Exercise details: The records below must be duplicated exactly, character for character.

··· Available records

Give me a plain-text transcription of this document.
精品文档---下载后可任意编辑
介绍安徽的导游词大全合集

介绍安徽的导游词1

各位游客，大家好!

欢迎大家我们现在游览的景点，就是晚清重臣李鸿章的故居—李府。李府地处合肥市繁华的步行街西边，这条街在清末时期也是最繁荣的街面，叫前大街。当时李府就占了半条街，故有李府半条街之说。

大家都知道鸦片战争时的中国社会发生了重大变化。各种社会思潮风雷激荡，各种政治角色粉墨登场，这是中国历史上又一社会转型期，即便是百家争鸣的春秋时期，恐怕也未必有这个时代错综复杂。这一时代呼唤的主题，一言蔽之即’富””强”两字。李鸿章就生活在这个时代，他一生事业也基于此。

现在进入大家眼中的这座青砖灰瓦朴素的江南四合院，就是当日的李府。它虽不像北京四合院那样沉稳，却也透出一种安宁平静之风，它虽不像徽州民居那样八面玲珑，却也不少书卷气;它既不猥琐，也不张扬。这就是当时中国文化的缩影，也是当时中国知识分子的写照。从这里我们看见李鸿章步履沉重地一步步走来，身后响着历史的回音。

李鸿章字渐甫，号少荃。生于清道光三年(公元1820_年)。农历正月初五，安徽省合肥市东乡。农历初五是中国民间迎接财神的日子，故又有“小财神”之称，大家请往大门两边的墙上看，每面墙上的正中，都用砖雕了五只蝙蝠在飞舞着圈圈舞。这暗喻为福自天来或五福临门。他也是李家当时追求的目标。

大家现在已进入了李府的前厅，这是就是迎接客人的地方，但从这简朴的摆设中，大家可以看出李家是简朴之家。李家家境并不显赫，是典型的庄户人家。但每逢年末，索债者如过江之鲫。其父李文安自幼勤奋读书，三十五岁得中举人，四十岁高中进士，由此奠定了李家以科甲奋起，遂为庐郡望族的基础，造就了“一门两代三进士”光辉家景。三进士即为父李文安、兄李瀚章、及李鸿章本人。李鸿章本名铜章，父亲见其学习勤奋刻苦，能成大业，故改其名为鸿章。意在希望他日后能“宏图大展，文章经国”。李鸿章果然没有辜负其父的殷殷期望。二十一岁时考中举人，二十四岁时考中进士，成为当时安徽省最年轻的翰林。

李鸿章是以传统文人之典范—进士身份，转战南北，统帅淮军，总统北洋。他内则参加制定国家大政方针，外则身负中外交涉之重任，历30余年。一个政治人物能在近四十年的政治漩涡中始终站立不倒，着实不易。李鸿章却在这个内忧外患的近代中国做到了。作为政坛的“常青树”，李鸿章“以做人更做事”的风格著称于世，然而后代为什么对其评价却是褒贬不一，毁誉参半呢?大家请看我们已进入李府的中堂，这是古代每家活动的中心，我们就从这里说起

······

Complete answer:
Give me a plain-text transcription of this document.
精品文档---下载后可任意编辑
介绍安徽的导游词大全合集

介绍安徽的导游词1

各位游客，大家好!

欢迎大家我们现在游览的景点，就是晚清重臣李鸿章的故居—李府。李府地处合肥市繁华的步行街西边，这条街在清末时期也是最繁荣的街面，叫前大街。当时李府就占了半条街，故有李府半条街之说。

大家都知道鸦片战争时的中国社会发生了重大变化。各种社会思潮风雷激荡，各种政治角色粉墨登场，这是中国历史上又一社会转型期，即便是百家争鸣的春秋时期，恐怕也未必有这个时代错综复杂。这一时代呼唤的主题，一言蔽之即’富””强”两字。李鸿章就生活在这个时代，他一生事业也基于此。

现在进入大家眼中的这座青砖灰瓦朴素的江南四合院，就是当日的李府。它虽不像北京四合院那样沉稳，却也透出一种安宁平静之风，它虽不像徽州民居那样八面玲珑，却也不少书卷气;它既不猥琐，也不张扬。这就是当时中国文化的缩影，也是当时中国知识分子的写照。从这里我们看见李鸿章步履沉重地一步步走来，身后响着历史的回音。

李鸿章字渐甫，号少荃。生于清道光三年(公元1820_年)。农历正月初五，安徽省合肥市东乡。农历初五是中国民间迎接财神的日子，故又有“小财神”之称，大家请往大门两边的墙上看，每面墙上的正中，都用砖雕了五只蝙蝠在飞舞着圈圈舞。这暗喻为福自天来或五福临门。他也是李家当时追求的目标。

大家现在已进入了李府的前厅，这是就是迎接客人的地方，但从这简朴的摆设中，大家可以看出李家是简朴之家。李家家境并不显赫，是典型的庄户人家。但每逢年末，索债者如过江之鲫。其父李文安自幼勤奋读书，三十五岁得中举人，四十岁高中进士，由此奠定了李家以科甲奋起，遂为庐郡望族的基础，造就了“一门两代三进士”光辉家景。三进士即为父李文安、兄李瀚章、及李鸿章本人。李鸿章本名铜章，父亲见其学习勤奋刻苦，能成大业，故改其名为鸿章。意在希望他日后能“宏图大展，文章经国”。李鸿章果然没有辜负其父的殷殷期望。二十一岁时考中举人，二十四岁时考中进士，成为当时安徽省最年轻的翰林。

李鸿章是以传统文人之典范—进士身份，转战南北，统帅淮军，总统北洋。他内则参加制定国家大政方针，外则身负中外交涉之重任，历30余年。一个政治人物能在近四十年的政治漩涡中始终站立不倒，着实不易。李鸿章却在这个内忧外患的近代中国做到了。作为政坛的“常青树”，李鸿章“以做人更做事”的风格著称于世，然而后代为什么对其评价却是褒贬不一，毁誉参半呢?大家请看我们已进入李府的中堂，这是古代每家活动的中心，我们就从这里说起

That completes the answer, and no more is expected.